Requirements
Return the complete listing that follows, with each line reproduced exactly.

___ Dataset records ___

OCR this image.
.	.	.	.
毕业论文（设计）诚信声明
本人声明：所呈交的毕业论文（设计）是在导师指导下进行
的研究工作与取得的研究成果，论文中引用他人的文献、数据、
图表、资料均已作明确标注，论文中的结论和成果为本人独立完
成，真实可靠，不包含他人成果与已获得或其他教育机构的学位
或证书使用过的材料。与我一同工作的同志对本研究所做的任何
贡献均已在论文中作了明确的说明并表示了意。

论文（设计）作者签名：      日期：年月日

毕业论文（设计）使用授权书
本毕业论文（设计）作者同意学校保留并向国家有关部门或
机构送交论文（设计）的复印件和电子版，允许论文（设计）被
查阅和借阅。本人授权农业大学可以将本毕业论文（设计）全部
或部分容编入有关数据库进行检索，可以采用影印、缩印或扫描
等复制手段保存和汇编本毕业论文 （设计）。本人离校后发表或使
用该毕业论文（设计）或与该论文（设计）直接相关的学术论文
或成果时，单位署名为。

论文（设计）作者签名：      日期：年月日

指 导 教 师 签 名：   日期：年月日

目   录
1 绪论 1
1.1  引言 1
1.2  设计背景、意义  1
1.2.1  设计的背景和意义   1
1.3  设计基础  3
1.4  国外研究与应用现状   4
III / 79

___

Result of this exercise
OCR this image.
.	.	.	.
毕业论文（设计）诚信声明
本人声明：所呈交的毕业论文（设计）是在导师指导下进行
的研究工作与取得的研究成果，论文中引用他人的文献、数据、
图表、资料均已作明确标注，论文中的结论和成果为本人独立完
成，真实可靠，不包含他人成果与已获得或其他教育机构的学位
或证书使用过的材料。与我一同工作的同志对本研究所做的任何
贡献均已在论文中作了明确的说明并表示了意。

论文（设计）作者签名：      日期：年月日

毕业论文（设计）使用授权书
本毕业论文（设计）作者同意学校保留并向国家有关部门或
机构送交论文（设计）的复印件和电子版，允许论文（设计）被
查阅和借阅。本人授权农业大学可以将本毕业论文（设计）全部
或部分容编入有关数据库进行检索，可以采用影印、缩印或扫描
等复制手段保存和汇编本毕业论文 （设计）。本人离校后发表或使
用该毕业论文（设计）或与该论文（设计）直接相关的学术论文
或成果时，单位署名为。

论文（设计）作者签名：      日期：年月日

指 导 教 师 签 名：   日期：年月日

目   录
1 绪论 1
1.1  引言 1
1.2  设计背景、意义  1
1.2.1  设计的背景和意义   1
1.3  设计基础  3
1.4  国外研究与应用现状   4
III / 79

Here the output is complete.